++++ TASK DATA ++++

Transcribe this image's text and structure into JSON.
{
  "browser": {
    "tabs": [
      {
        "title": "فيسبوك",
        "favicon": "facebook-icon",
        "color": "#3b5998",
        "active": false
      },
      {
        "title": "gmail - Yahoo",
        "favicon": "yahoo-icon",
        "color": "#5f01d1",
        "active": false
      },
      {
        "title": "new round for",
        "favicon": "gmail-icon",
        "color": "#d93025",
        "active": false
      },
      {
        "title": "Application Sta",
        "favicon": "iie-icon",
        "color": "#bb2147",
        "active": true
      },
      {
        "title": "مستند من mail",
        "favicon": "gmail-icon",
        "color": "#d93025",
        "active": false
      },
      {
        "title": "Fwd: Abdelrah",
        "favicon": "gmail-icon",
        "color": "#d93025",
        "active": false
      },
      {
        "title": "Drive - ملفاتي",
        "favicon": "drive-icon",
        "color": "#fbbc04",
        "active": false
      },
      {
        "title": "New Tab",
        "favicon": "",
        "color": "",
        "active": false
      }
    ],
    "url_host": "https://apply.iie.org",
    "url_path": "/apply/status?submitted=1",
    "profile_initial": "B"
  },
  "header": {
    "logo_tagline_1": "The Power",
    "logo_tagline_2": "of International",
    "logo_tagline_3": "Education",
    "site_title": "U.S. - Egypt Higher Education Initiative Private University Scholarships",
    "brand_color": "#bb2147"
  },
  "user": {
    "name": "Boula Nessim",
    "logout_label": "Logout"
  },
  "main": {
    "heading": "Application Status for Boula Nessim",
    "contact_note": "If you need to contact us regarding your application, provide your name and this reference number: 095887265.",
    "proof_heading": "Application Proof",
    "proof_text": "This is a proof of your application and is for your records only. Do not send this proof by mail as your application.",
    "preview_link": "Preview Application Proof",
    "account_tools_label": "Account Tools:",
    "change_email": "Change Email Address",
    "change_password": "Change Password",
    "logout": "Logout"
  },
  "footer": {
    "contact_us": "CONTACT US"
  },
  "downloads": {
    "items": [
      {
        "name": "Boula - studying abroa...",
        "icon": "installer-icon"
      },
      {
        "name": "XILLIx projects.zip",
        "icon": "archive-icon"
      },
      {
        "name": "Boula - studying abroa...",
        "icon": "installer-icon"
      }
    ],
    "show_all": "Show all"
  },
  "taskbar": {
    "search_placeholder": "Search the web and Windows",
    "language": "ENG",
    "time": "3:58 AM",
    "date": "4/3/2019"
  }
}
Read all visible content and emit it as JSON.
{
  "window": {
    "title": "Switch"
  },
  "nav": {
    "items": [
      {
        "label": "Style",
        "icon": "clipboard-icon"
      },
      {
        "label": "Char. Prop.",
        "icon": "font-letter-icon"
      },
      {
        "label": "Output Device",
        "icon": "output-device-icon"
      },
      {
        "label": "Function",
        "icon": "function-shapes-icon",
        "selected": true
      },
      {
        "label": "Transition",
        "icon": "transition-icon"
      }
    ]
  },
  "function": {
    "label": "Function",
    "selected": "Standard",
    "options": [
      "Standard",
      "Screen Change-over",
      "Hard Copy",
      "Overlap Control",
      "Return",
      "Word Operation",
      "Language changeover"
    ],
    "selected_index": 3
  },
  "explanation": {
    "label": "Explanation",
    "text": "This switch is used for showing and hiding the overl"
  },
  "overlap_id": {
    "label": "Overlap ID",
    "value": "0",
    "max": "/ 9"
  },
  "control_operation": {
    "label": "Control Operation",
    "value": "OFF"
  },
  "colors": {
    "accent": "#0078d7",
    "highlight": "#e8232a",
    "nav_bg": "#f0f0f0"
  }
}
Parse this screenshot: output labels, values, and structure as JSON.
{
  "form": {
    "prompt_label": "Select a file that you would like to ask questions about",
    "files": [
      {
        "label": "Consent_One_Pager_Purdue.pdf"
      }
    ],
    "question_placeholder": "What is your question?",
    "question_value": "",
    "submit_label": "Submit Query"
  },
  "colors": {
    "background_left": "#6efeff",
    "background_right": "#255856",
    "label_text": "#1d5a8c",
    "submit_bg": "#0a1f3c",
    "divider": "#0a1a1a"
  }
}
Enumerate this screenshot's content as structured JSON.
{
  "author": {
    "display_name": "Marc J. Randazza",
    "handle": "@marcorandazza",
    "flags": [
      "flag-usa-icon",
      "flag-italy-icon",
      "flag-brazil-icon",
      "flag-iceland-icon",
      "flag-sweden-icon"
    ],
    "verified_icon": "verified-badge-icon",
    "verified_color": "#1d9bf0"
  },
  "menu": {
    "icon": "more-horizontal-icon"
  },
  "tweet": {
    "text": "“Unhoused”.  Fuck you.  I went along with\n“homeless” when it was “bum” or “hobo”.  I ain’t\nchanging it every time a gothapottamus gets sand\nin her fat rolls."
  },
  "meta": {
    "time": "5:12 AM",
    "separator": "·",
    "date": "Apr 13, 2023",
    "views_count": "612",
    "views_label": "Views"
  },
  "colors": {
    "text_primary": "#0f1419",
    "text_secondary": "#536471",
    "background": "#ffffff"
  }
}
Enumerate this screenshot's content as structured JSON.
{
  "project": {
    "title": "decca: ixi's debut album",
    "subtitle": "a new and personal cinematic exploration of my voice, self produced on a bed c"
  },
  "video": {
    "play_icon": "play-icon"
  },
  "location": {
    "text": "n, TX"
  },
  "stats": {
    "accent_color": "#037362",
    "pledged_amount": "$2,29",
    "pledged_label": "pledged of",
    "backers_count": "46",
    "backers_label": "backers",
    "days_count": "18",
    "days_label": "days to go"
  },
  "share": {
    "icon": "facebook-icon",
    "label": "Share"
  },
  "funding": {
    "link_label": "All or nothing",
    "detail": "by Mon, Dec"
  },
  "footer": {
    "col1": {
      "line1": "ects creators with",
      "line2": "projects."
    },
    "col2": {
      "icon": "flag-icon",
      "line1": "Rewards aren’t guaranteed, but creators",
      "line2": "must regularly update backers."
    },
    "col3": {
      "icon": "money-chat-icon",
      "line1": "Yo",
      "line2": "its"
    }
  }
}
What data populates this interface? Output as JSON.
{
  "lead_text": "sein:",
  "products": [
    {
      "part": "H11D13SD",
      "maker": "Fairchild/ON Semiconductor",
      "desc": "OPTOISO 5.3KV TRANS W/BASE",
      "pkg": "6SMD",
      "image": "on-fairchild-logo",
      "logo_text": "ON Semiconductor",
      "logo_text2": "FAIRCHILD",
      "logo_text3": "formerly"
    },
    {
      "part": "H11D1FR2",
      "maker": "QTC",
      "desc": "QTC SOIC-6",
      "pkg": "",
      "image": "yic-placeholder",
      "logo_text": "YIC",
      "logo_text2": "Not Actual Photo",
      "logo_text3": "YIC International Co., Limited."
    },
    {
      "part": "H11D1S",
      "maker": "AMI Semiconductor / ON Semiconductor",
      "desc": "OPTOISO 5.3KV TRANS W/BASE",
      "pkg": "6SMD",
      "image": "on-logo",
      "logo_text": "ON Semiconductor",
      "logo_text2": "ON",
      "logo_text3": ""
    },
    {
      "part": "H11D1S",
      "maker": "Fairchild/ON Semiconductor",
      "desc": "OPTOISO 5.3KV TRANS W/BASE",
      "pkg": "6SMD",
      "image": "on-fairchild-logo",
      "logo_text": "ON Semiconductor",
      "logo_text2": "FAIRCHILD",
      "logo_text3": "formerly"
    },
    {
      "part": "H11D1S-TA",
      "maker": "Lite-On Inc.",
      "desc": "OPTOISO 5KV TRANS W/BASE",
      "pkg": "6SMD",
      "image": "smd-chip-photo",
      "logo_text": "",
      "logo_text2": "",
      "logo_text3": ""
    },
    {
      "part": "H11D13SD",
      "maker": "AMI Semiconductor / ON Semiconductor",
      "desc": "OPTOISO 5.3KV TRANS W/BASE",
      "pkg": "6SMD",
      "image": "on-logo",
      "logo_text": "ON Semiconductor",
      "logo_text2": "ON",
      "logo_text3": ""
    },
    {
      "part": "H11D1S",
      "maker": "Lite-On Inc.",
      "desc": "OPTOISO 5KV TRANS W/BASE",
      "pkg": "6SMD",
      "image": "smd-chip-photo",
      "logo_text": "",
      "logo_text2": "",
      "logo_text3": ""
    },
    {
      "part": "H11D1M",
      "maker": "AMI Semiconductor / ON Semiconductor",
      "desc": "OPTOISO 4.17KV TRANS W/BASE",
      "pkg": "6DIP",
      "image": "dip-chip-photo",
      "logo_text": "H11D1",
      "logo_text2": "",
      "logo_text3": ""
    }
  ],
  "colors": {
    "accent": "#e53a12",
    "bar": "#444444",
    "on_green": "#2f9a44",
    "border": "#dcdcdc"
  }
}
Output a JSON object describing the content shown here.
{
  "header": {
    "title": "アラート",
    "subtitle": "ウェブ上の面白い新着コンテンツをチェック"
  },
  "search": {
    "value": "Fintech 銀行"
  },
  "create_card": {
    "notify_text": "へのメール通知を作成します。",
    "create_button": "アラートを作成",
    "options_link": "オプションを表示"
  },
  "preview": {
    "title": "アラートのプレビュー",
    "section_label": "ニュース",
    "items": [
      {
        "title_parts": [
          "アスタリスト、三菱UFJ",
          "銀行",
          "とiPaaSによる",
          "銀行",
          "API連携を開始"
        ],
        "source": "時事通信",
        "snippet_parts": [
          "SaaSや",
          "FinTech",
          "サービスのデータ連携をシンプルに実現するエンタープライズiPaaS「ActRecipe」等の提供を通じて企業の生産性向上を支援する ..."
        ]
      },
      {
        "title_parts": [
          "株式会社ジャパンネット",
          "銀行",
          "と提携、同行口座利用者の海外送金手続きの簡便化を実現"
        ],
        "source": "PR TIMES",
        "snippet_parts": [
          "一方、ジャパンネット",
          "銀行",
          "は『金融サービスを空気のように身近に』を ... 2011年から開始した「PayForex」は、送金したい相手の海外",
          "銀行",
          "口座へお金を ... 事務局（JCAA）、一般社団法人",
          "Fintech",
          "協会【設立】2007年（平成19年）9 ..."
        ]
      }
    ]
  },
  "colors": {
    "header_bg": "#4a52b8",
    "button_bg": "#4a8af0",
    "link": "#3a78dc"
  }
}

++++

#### [TASK TO CARRY OUT]
Each line of the material above either contains the word "JSON" or does not; state how many do, and nothing else.

#### [SOLUTION TO THIS PROBLEM]
7